# TASK BRIEF
Show every line containing "list" by copying it.

**** RECORD SET ****

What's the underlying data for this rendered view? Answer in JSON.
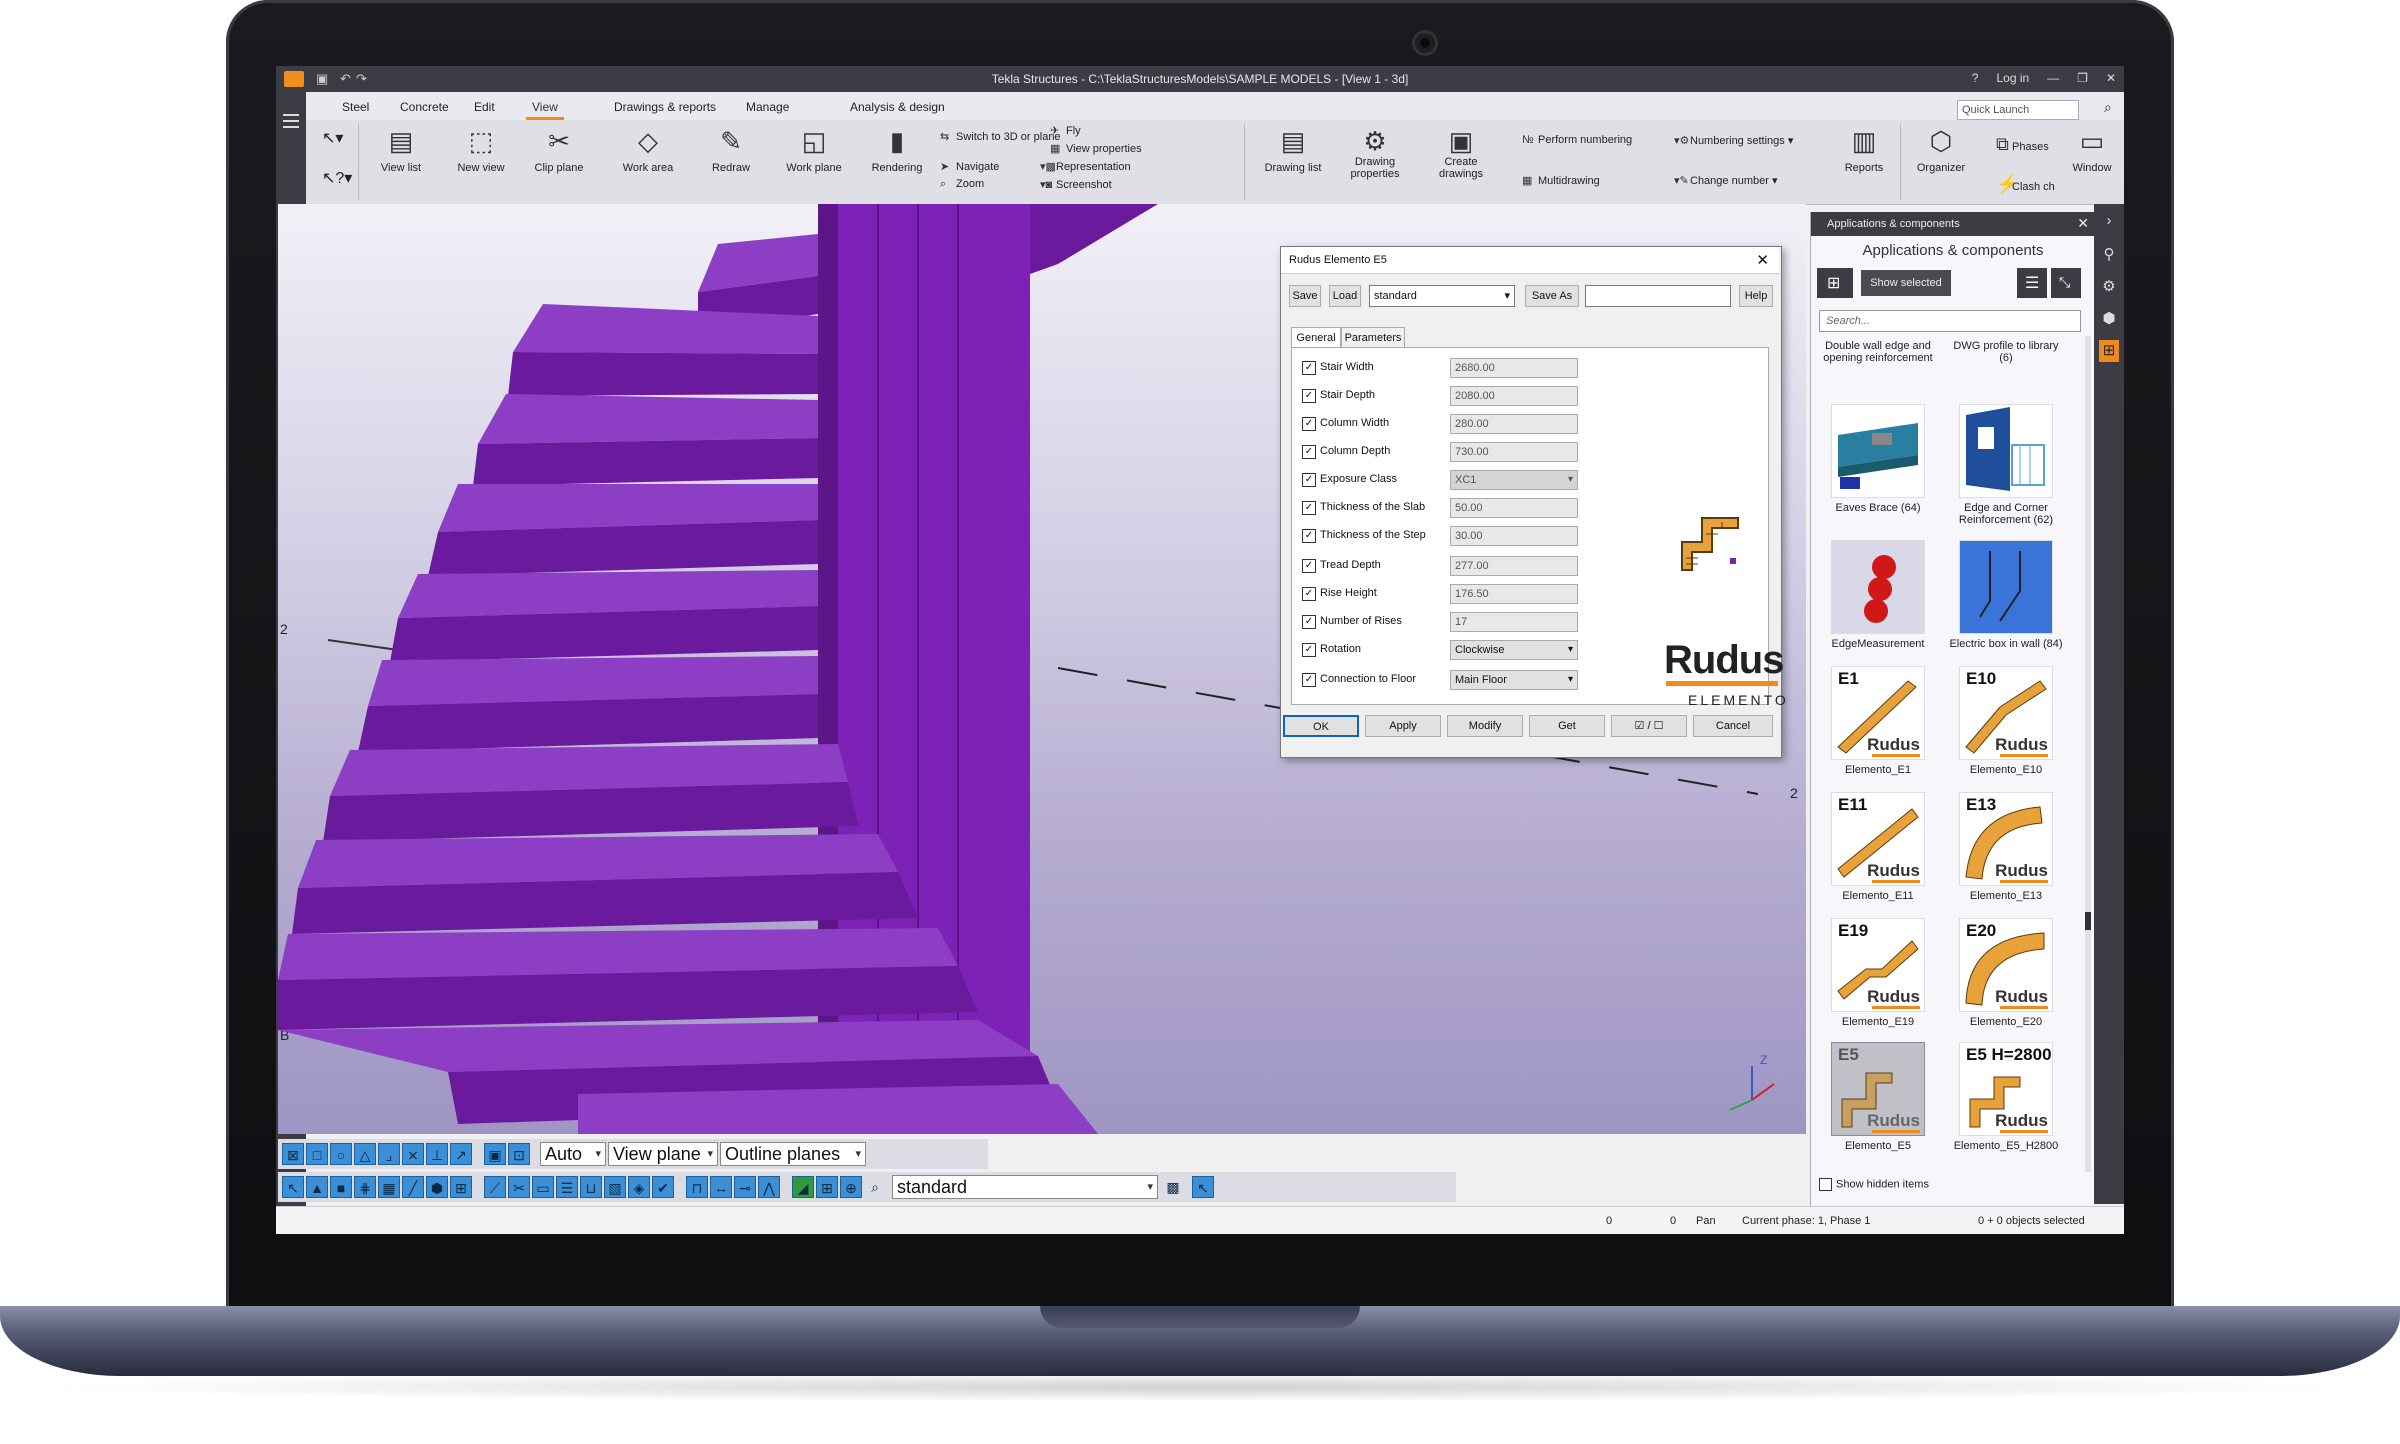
{
  "window": {
    "title": "Tekla Structures - C:\\TeklaStructuresModels\\SAMPLE MODELS - [View 1 - 3d]",
    "login": "Log in",
    "help": "?",
    "minimize": "—",
    "restore": "❐",
    "close": "✕"
  },
  "menu": {
    "items": [
      "Steel",
      "Concrete",
      "Edit",
      "View",
      "Drawings & reports",
      "Manage",
      "Analysis & design"
    ],
    "active": "View"
  },
  "quick_launch": {
    "placeholder": "Quick Launch"
  },
  "ribbon": {
    "view_list": "View list",
    "new_view": "New view",
    "clip_plane": "Clip plane",
    "work_area": "Work area",
    "redraw": "Redraw",
    "work_plane": "Work plane",
    "rendering": "Rendering",
    "switch_3d": "Switch to 3D or plane",
    "navigate": "Navigate",
    "zoom": "Zoom",
    "fly": "Fly",
    "view_properties": "View properties",
    "representation": "Representation",
    "screenshot": "Screenshot",
    "drawing_list": "Drawing list",
    "drawing_properties_1": "Drawing",
    "drawing_properties_2": "properties",
    "create_drawings_1": "Create",
    "create_drawings_2": "drawings",
    "perform_numbering": "Perform numbering",
    "numbering_settings": "Numbering settings",
    "multidrawing": "Multidrawing",
    "change_number": "Change number",
    "reports": "Reports",
    "organizer": "Organizer",
    "phases": "Phases",
    "clash_check": "Clash ch",
    "window": "Window"
  },
  "viewport": {
    "grid_label_1": "2",
    "grid_label_2": "B",
    "grid_label_3": "2",
    "stair_color": "#7a1fb0"
  },
  "toolbar_bottom": {
    "snap_mode": "Auto",
    "plane_mode": "View plane",
    "plane_type": "Outline planes",
    "filter": "standard"
  },
  "status": {
    "x": "0",
    "y": "0",
    "mode": "Pan",
    "phase": "Current phase: 1, Phase 1",
    "selected": "0 + 0 objects selected"
  },
  "panel": {
    "header": "Applications & components",
    "title": "Applications & components",
    "show_selected": "Show selected",
    "search_placeholder": "Search...",
    "top_items": [
      "Double wall edge and opening reinforcement",
      "DWG profile to library (6)"
    ],
    "items": [
      {
        "label": "Eaves Brace (64)",
        "code": "",
        "brand": ""
      },
      {
        "label": "Edge and Corner Reinforcement (62)",
        "code": "",
        "brand": ""
      },
      {
        "label": "EdgeMeasurement",
        "code": "",
        "brand": ""
      },
      {
        "label": "Electric box in wall (84)",
        "code": "",
        "brand": ""
      },
      {
        "label": "Elemento_E1",
        "code": "E1",
        "brand": "Rudus"
      },
      {
        "label": "Elemento_E10",
        "code": "E10",
        "brand": "Rudus"
      },
      {
        "label": "Elemento_E11",
        "code": "E11",
        "brand": "Rudus"
      },
      {
        "label": "Elemento_E13",
        "code": "E13",
        "brand": "Rudus"
      },
      {
        "label": "Elemento_E19",
        "code": "E19",
        "brand": "Rudus"
      },
      {
        "label": "Elemento_E20",
        "code": "E20",
        "brand": "Rudus"
      },
      {
        "label": "Elemento_E5",
        "code": "E5",
        "brand": "Rudus"
      },
      {
        "label": "Elemento_E5_H2800",
        "code": "E5 H=2800",
        "brand": "Rudus"
      }
    ],
    "show_hidden": "Show hidden items"
  },
  "dialog": {
    "title": "Rudus Elemento E5",
    "save": "Save",
    "load": "Load",
    "preset": "standard",
    "save_as": "Save As",
    "save_as_value": "",
    "help": "Help",
    "tabs": [
      "General",
      "Parameters"
    ],
    "params": [
      {
        "label": "Stair Width",
        "value": "2680.00"
      },
      {
        "label": "Stair Depth",
        "value": "2080.00"
      },
      {
        "label": "Column Width",
        "value": "280.00"
      },
      {
        "label": "Column Depth",
        "value": "730.00"
      },
      {
        "label": "Exposure Class",
        "value": "XC1"
      },
      {
        "label": "Thickness of the Slab",
        "value": "50.00"
      },
      {
        "label": "Thickness of the Step",
        "value": "30.00"
      },
      {
        "label": "Tread Depth",
        "value": "277.00"
      },
      {
        "label": "Rise Height",
        "value": "176.50"
      },
      {
        "label": "Number of Rises",
        "value": "17"
      },
      {
        "label": "Rotation",
        "value": "Clockwise"
      },
      {
        "label": "Connection to Floor",
        "value": "Main Floor"
      }
    ],
    "logo_brand": "Rudus",
    "logo_sub": "ELEMENTO",
    "ok": "OK",
    "apply": "Apply",
    "modify": "Modify",
    "get": "Get",
    "toggle": "☑ / ☐",
    "cancel": "Cancel"
  },
  "colors": {
    "accent": "#f08a1c",
    "dark_chrome": "#3c3c44",
    "toolbar_blue": "#3b8fd6"
  }
}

****

# WRITTEN SOLUTION
    "view_list": "View list",
    "drawing_list": "Drawing list",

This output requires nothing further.